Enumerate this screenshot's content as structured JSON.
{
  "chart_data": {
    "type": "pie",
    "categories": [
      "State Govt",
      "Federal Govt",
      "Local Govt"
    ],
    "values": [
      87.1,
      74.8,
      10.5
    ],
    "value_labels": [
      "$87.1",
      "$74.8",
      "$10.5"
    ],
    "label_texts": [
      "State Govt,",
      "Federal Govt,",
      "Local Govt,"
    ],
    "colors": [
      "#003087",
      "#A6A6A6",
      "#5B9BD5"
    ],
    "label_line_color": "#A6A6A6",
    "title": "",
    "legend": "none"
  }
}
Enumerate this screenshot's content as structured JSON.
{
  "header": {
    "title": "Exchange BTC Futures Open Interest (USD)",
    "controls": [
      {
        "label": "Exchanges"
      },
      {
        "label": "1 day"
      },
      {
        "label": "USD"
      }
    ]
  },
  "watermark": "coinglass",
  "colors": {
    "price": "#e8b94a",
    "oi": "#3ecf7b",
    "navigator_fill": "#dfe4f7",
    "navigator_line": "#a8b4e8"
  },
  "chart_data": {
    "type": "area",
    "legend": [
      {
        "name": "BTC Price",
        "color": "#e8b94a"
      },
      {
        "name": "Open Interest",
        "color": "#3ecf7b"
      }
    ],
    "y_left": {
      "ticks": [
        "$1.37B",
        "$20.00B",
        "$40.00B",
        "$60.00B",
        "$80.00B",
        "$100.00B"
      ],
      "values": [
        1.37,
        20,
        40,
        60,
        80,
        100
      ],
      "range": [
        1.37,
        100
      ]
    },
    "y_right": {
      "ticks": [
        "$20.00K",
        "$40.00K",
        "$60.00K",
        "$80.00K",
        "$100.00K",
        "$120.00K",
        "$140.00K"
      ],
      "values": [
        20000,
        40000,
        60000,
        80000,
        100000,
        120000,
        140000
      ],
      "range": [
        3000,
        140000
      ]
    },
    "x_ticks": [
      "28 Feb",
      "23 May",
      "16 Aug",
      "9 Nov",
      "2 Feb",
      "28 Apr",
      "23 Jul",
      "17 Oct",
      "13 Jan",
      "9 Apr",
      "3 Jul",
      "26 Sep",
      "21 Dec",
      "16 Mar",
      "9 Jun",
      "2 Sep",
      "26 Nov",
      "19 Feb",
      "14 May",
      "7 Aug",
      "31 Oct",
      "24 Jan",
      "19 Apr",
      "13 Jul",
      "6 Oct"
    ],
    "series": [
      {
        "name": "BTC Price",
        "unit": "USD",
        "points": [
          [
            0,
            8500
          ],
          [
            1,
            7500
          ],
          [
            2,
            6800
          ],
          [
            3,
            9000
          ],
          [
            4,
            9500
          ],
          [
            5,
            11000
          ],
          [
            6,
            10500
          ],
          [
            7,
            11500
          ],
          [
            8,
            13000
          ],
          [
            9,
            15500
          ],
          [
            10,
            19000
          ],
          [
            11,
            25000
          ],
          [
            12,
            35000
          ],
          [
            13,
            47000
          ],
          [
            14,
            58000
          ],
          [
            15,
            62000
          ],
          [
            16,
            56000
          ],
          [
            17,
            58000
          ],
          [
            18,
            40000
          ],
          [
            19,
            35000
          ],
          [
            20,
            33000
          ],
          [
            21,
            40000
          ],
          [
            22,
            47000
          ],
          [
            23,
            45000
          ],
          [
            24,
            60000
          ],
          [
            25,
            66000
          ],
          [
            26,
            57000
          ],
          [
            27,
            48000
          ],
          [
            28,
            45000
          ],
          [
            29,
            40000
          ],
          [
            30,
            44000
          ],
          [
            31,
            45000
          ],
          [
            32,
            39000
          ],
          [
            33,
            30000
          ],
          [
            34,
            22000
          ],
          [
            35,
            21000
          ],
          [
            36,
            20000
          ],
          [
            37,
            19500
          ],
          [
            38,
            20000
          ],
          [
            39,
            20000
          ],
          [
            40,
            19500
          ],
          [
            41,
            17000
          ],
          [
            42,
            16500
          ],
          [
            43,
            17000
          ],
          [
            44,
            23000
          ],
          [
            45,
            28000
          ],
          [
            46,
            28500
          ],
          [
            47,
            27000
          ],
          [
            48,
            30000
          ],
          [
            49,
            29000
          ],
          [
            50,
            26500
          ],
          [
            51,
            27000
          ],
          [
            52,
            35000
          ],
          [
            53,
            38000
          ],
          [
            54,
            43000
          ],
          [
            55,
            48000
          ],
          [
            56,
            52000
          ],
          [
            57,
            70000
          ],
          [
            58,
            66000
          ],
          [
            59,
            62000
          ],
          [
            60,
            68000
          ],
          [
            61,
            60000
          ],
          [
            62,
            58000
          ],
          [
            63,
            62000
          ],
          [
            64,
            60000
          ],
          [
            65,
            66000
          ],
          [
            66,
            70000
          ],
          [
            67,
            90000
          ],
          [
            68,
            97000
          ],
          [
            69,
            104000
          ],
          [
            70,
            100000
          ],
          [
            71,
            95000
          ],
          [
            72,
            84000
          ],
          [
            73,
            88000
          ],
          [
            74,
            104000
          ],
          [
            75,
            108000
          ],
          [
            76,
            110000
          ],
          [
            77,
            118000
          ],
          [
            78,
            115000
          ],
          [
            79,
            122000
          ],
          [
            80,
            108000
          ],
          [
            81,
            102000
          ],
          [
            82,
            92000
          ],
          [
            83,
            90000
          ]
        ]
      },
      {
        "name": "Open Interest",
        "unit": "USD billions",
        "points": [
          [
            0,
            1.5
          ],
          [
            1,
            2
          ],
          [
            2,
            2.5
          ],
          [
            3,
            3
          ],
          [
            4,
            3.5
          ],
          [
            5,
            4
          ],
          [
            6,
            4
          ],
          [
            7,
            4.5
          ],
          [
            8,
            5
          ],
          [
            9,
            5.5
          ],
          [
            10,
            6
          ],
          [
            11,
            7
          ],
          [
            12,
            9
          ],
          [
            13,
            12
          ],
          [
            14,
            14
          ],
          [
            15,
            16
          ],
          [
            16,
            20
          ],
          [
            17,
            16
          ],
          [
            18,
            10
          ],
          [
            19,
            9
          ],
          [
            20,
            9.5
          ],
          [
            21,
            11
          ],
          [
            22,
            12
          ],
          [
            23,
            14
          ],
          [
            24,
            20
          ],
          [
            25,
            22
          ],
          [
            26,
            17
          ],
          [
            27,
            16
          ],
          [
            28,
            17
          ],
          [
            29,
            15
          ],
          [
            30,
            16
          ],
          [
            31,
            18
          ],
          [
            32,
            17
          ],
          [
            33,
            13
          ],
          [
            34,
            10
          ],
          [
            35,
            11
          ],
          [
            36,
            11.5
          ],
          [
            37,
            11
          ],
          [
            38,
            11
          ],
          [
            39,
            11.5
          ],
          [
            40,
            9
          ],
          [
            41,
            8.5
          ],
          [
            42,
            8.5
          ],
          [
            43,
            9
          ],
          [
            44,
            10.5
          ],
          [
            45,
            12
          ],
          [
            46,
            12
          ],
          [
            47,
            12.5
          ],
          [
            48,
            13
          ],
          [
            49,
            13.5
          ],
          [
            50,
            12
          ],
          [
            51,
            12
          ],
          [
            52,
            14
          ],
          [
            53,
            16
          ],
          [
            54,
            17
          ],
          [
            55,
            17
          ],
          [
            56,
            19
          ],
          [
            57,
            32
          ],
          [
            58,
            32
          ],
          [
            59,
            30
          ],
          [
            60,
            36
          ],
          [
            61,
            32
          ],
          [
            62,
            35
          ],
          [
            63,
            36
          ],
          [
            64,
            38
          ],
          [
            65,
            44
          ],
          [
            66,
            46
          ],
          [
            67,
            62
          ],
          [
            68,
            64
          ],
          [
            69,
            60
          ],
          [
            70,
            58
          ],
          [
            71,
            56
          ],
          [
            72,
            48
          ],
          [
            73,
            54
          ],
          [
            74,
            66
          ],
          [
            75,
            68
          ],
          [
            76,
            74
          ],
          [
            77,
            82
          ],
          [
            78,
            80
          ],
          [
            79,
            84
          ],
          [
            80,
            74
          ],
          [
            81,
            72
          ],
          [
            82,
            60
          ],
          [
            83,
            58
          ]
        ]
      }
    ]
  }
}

━━━━

Your instructions:
In the lines above, find each one with "Govt" and list it.

Answer to this problem:
      "State Govt",
      "Federal Govt",
      "Local Govt"
      "State Govt,",
      "Federal Govt,",
      "Local Govt,"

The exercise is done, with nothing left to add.